A block of data:
--------

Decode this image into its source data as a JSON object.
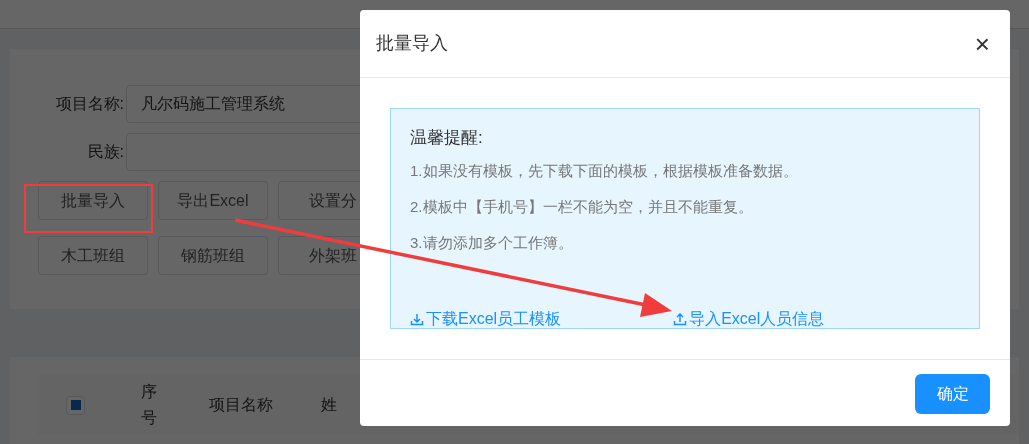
{
  "filters": [
    {
      "label": "项目名称:",
      "value": "凡尔码施工管理系统"
    },
    {
      "label": "民族:"
    }
  ],
  "action_buttons": [
    "批量导入",
    "导出Excel",
    "设置分"
  ],
  "group_buttons": [
    "木工班组",
    "钢筋班组",
    "外架班"
  ],
  "table": {
    "select_all": {
      "indeterminate": true
    },
    "columns": [
      "序号",
      "项目名称",
      "姓"
    ]
  },
  "dialog": {
    "title": "批量导入",
    "close": "×",
    "notice": {
      "heading": "温馨提醒:",
      "items": [
        "1.如果没有模板，先下载下面的模板，根据模板准备数据。",
        "2.模板中【手机号】一栏不能为空，并且不能重复。",
        "3.请勿添加多个工作簿。"
      ]
    },
    "links": [
      {
        "kind": "download",
        "label": "下载Excel员工模板"
      },
      {
        "kind": "upload",
        "label": "导入Excel人员信息"
      }
    ],
    "confirm": "确定"
  }
}
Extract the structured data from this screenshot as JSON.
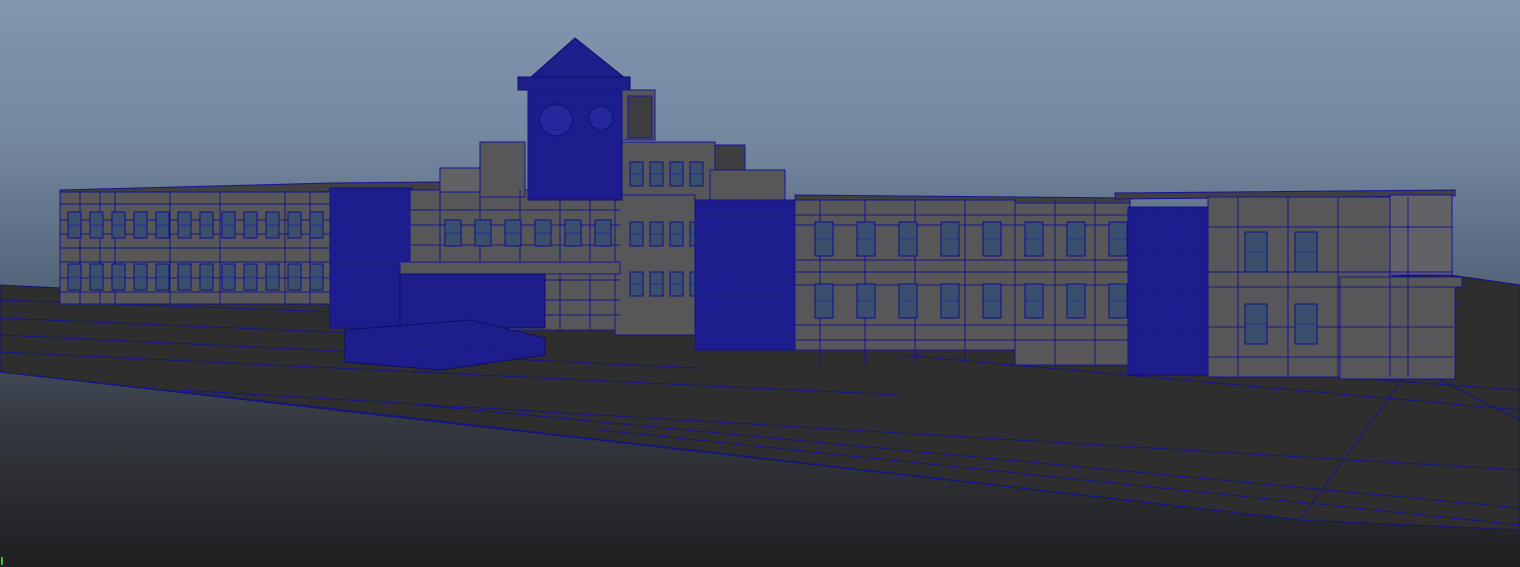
{
  "viewport": {
    "label": "",
    "background_top": "#8296b0",
    "background_bottom": "#1f1f21",
    "wireframe_color": "#141496",
    "shaded_color": "#57575a",
    "display_mode": "wireframe-on-shaded"
  },
  "scene": {
    "subject": "building-model"
  },
  "axis": {
    "y_color": "#3ec23e"
  }
}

--------

Omit every picture, and otherwise quote the entries exactly.

- TASK RESULT:
Decode this image into its source data as a JSON object.
{
  "filters": [
    {
      "label": "项目名称:",
      "value": "凡尔码施工管理系统"
    },
    {
      "label": "民族:"
    }
  ],
  "action_buttons": [
    "批量导入",
    "导出Excel",
    "设置分"
  ],
  "group_buttons": [
    "木工班组",
    "钢筋班组",
    "外架班"
  ],
  "table": {
    "select_all": {
      "indeterminate": true
    },
    "columns": [
      "序号",
      "项目名称",
      "姓"
    ]
  },
  "dialog": {
    "title": "批量导入",
    "close": "×",
    "notice": {
      "heading": "温馨提醒:",
      "items": [
        "1.如果没有模板，先下载下面的模板，根据模板准备数据。",
        "2.模板中【手机号】一栏不能为空，并且不能重复。",
        "3.请勿添加多个工作簿。"
      ]
    },
    "links": [
      {
        "kind": "download",
        "label": "下载Excel员工模板"
      },
      {
        "kind": "upload",
        "label": "导入Excel人员信息"
      }
    ],
    "confirm": "确定"
  }
}
Extract the structured data from this screenshot as JSON.
{
  "viewport": {
    "label": "",
    "background_top": "#8296b0",
    "background_bottom": "#1f1f21",
    "wireframe_color": "#141496",
    "shaded_color": "#57575a",
    "display_mode": "wireframe-on-shaded"
  },
  "scene": {
    "subject": "building-model"
  },
  "axis": {
    "y_color": "#3ec23e"
  }
}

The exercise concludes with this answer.